● **Set exercise**
In the listing that follows, count every line with the word "меня" in it and write only the total.

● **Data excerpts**

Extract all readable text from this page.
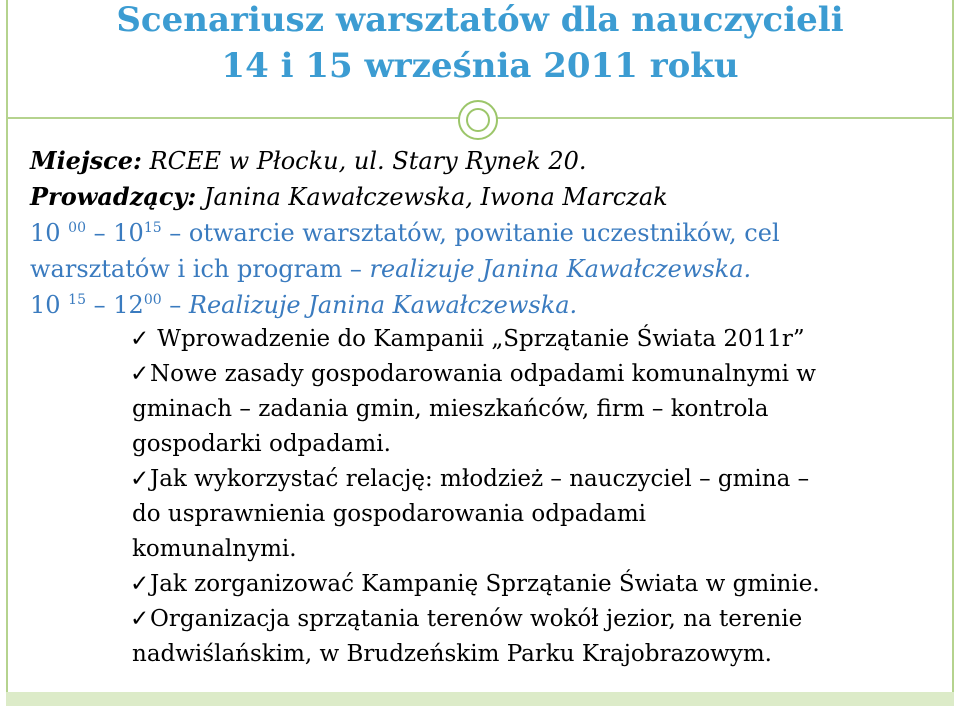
Scenariusz warsztatów dla nauczycieli
14 i 15 września 2011 roku
Miejsce: RCEE w Płocku, ul. Stary Rynek 20.
Prowadzący: Janina Kawałczewska, Iwona Marczak
10 $^{00} - 10^{15}$ – otwarcie warsztatów, powitanie uczestników, cel
warsztatów i ich program – realizuje Janina Kawałczewska.
10 $^{15} - 12^{00}$ – Realizuje Janina Kawałczewska.
✓ Wprowadzenie do Kampanii „Sprzątanie Świata 2011r”
✓Nowe zasady gospodarowania odpadami komunalnymi w
gminach – zadania gmin, mieszkańców, firm – kontrola
gospodarki odpadami.
✓Jak wykorzystać relację: młodzież – nauczyciel – gmina –
do usprawnienia gospodarowania odpadami
komunalnymi.
✓Jak zorganizować Kampanię Sprzątanie Świata w gminie.
✓Organizacja sprzątania terenów wokół jezior, na terenie
nadwiślańskim, w Brudzeńskim Parku Krajobrazowym.
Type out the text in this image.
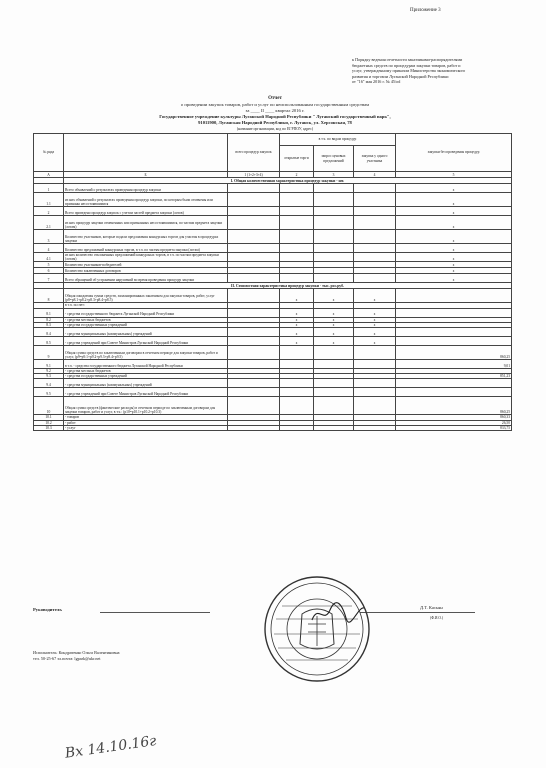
Приложение 3
к Порядку ведения отчетности заказчиками-распорядителями
бюджетных средств по процедурам закупки товаров, работ и
услуг, утвержденному приказом Министерства экономического
развития и торговли Луганской Народной Республики
от "16" мая 2016 г. № 45/od
Отчет
о проведении закупок товаров, работ и услуг по неиспользованным государственным средствам
за ____ II ____ квартал 2016 г.
Государственное учреждение культуры Луганской Народной Республики " Луганский государственный парк",
91011900, Луганская Народной Республики, г. Луганск, ул. Херсонская, 78
(название организации, код по ЕГРПОУ, адрес)
№ ряда		всего процедур закупок	в т.ч. по видам процедур			закупки без проведения процедур
			открытые торги	запрос ценовых предложений	закупка у одного участника	
А	Б	1 (1+2+3+4)	2	3	4	5
	I. Общая количественная характеристика процедур закупки - шт.					
1	Всего объявлений о результатах проведения процедур закупки					x
1.1	из них объявлений о результатах проведения процедур закупки, по которым были отменены или признаны несостоявшимися					x
2	Всего проведено процедур закупок с учетом частей предмета закупки (лотов)					x
2.1	из них процедур закупки отмененных или признанных несостоявшимися, по частям предмета закупки (лотам)					x
3	Количество участников, которые подали предложения конкурсных торгов для участия в процедурах закупки					x
4	Количество предложений конкурсных торгов, в т.ч. по частям предмета закупки (лотам)					x
4.1	из них количество отклоненных предложений конкурсных торгов, в т.ч. по частям предмета закупки (лотам)					x
5	Количество участников-победителей					x
6	Количество заключенных договоров					x
7	Всего обращений об устранении нарушений во время проведения процедур закупки					x
	II. Стоимостная характеристика процедур закупки - тыс. рос.руб.					
8	Общая ожидаемая сумма средств, запланированных заказчиком для закупки товаров, работ, услуг (р8=р8.1+р8.2+р8.3+р8.4+р8.5)		x	x	x	
	в т.ч. за счет:					
8.1	- средства государственного бюджета Луганской Народной Республики		x	x	x	
8.2	- средства местных бюджетов		x	x	x	
8.3	- средства государственных учреждений		x	x	x	
8.4	- средства муниципальных (коммунальных) учреждений		x	x	x	
8.5	- средства учреждений при Совете Министров Луганской Народной Республики		x	x	x	
9	Общая сумма средств по заключенным договорам в отчетном периоде для закупки товаров, работ и услуг, (р9=р9.1+р9.2+р9.3+р9.4+р9.5)					860,25
9.1	в т.ч. - средства государственного бюджета Луганской Народной Республики					9,01
9.2	- средства местных бюджетов					
9.3	- средства государственных учреждений					851,23
9.4	- средства муниципальных (коммунальных) учреждений					
9.5	- средства учреждений при Совете Министров Луганской Народной Республики					
10	Общая сумма средств (фактические расходы) в отчетном периоде по заключенным договорам для закупки товаров, работ и услуг, в т.ч.: (р10=р10.1+р10.2+р10.3)					860,25
10.1	- товаров					860,33
10.2	- работ					26,50
10.3	- услуг					833,75
Руководитель	Д.Т. Касьян
(Ф.И.О.)
Исполнитель: Кондратенко Ольга Валентиновна
тел. 50-25-67 эл.почта: lgpark@ukr.net
Вх 14.10.16г
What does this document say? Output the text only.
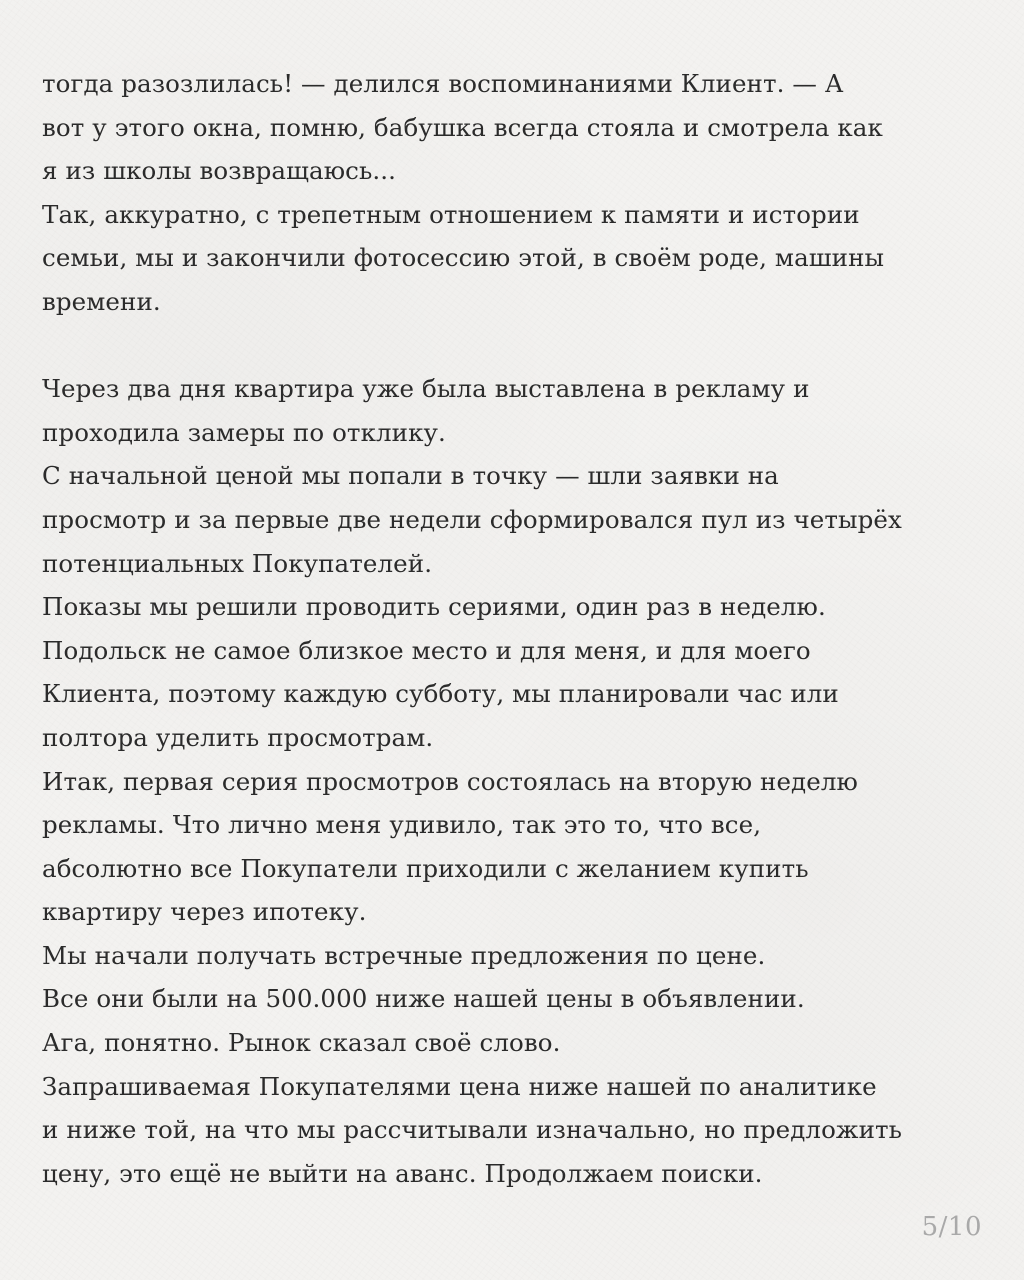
тогда разозлилась! — делился воспоминаниями Клиент. — А
вот у этого окна, помню, бабушка всегда стояла и смотрела как
я из школы возвращаюсь...

Так, аккуратно, с трепетным отношением к памяти и истории
семьи, мы и закончили фотосессию этой, в своём роде, машины
времени.

Через два дня квартира уже была выставлена в рекламу и
проходила замеры по отклику.

С начальной ценой мы попали в точку — шли заявки на
просмотр и за первые две недели сформировался пул из четырёх
потенциальных Покупателей.

Показы мы решили проводить сериями, один раз в неделю.
Подольск не самое близкое место и для меня, и для моего
Клиента, поэтому каждую субботу, мы планировали час или
полтора уделить просмотрам.

Итак, первая серия просмотров состоялась на вторую неделю
рекламы. Что лично меня удивило, так это то, что все,
абсолютно все Покупатели приходили с желанием купить
квартиру через ипотеку.

Мы начали получать встречные предложения по цене.

Все они были на 500.000 ниже нашей цены в объявлении.

Ага, понятно. Рынок сказал своё слово.

Запрашиваемая Покупателями цена ниже нашей по аналитике
и ниже той, на что мы рассчитывали изначально, но предложить
цену, это ещё не выйти на аванс. Продолжаем поиски.

5/10
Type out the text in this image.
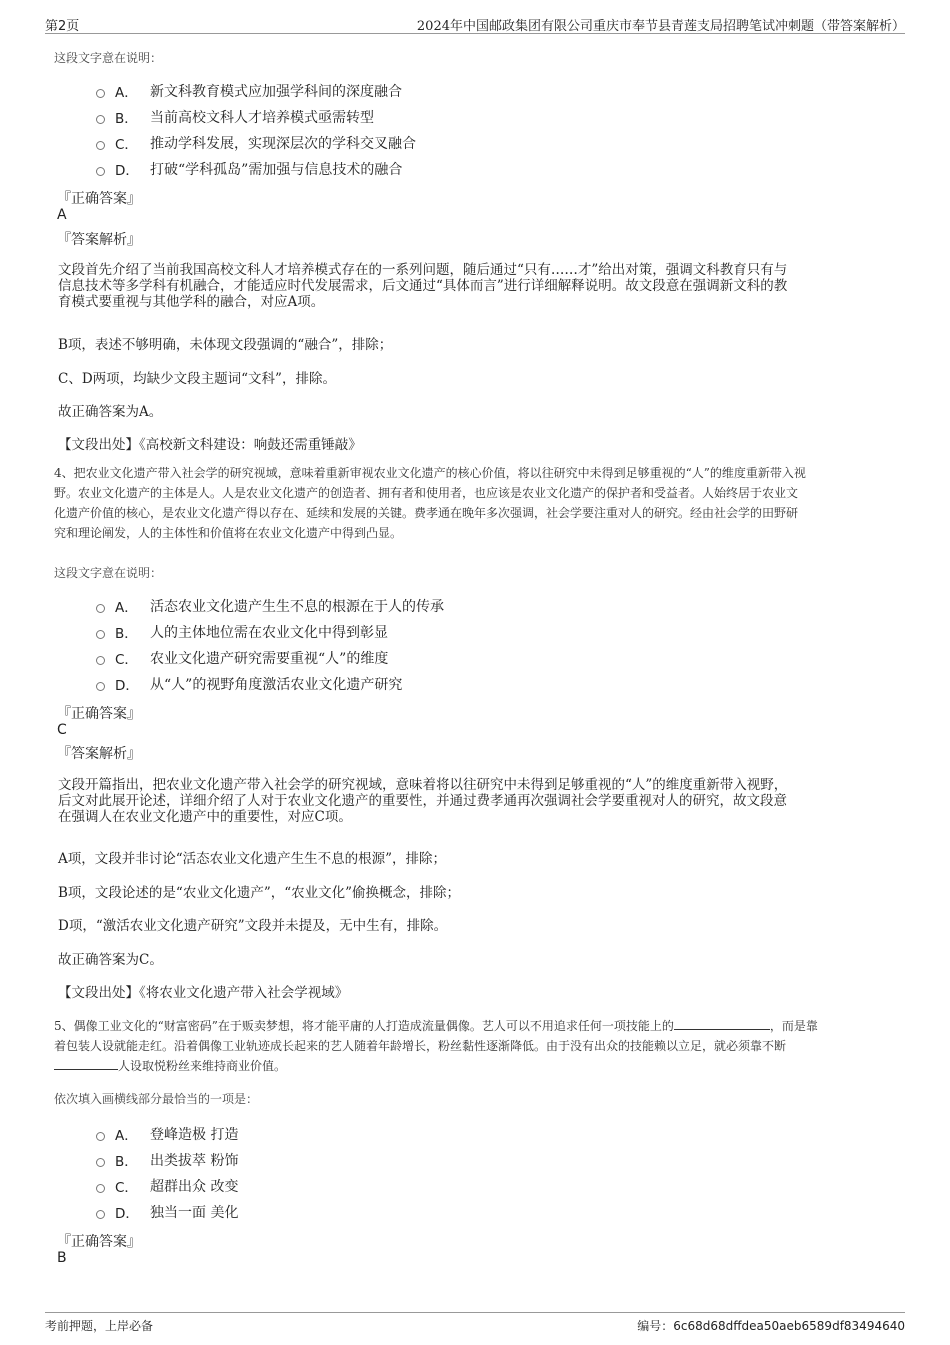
第2页	2024年中国邮政集团有限公司重庆市奉节县青莲支局招聘笔试冲刺题（带答案解析）
这段文字意在说明：
A． 新文科教育模式应加强学科间的深度融合
B． 当前高校文科人才培养模式亟需转型
C． 推动学科发展，实现深层次的学科交叉融合
D． 打破“学科孤岛”需加强与信息技术的融合
『正确答案』
A
『答案解析』
文段首先介绍了当前我国高校文科人才培养模式存在的一系列问题，随后通过“只有……才”给出对策，强调文科教育只有与
信息技术等多学科有机融合，才能适应时代发展需求，后文通过“具体而言”进行详细解释说明。故文段意在强调新文科的教
育模式要重视与其他学科的融合，对应A项。
B项，表述不够明确，未体现文段强调的“融合”，排除；
C、D两项，均缺少文段主题词“文科”，排除。
故正确答案为A。
【文段出处】《高校新文科建设：响鼓还需重锤敲》
4、把农业文化遗产带入社会学的研究视域，意味着重新审视农业文化遗产的核心价值，将以往研究中未得到足够重视的“人”的维度重新带入视
野。农业文化遗产的主体是人。人是农业文化遗产的创造者、拥有者和使用者，也应该是农业文化遗产的保护者和受益者。人始终居于农业文
化遗产价值的核心，是农业文化遗产得以存在、延续和发展的关键。费孝通在晚年多次强调，社会学要注重对人的研究。经由社会学的田野研
究和理论阐发，人的主体性和价值将在农业文化遗产中得到凸显。
这段文字意在说明：
A． 活态农业文化遗产生生不息的根源在于人的传承
B． 人的主体地位需在农业文化中得到彰显
C． 农业文化遗产研究需要重视“人”的维度
D． 从“人”的视野角度激活农业文化遗产研究
『正确答案』
C
『答案解析』
文段开篇指出，把农业文化遗产带入社会学的研究视域，意味着将以往研究中未得到足够重视的“人”的维度重新带入视野，
后文对此展开论述，详细介绍了人对于农业文化遗产的重要性，并通过费孝通再次强调社会学要重视对人的研究，故文段意
在强调人在农业文化遗产中的重要性，对应C项。
A项，文段并非讨论“活态农业文化遗产生生不息的根源”，排除；
B项，文段论述的是“农业文化遗产”，“农业文化”偷换概念，排除；
D项，“激活农业文化遗产研究”文段并未提及，无中生有，排除。
故正确答案为C。
【文段出处】《将农业文化遗产带入社会学视域》
5、偶像工业文化的“财富密码”在于贩卖梦想，将才能平庸的人打造成流量偶像。艺人可以不用追求任何一项技能上的	，而是靠
着包装人设就能走红。沿着偶像工业轨迹成长起来的艺人随着年龄增长，粉丝黏性逐渐降低。由于没有出众的技能赖以立足，就必须靠不断
人设取悦粉丝来维持商业价值。
依次填入画横线部分最恰当的一项是：
A． 登峰造极 打造
B． 出类拔萃 粉饰
C． 超群出众 改变
D． 独当一面 美化
『正确答案』
B
考前押题，上岸必备	编号：6c68d68dffdea50aeb6589df83494640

● **Written response**
2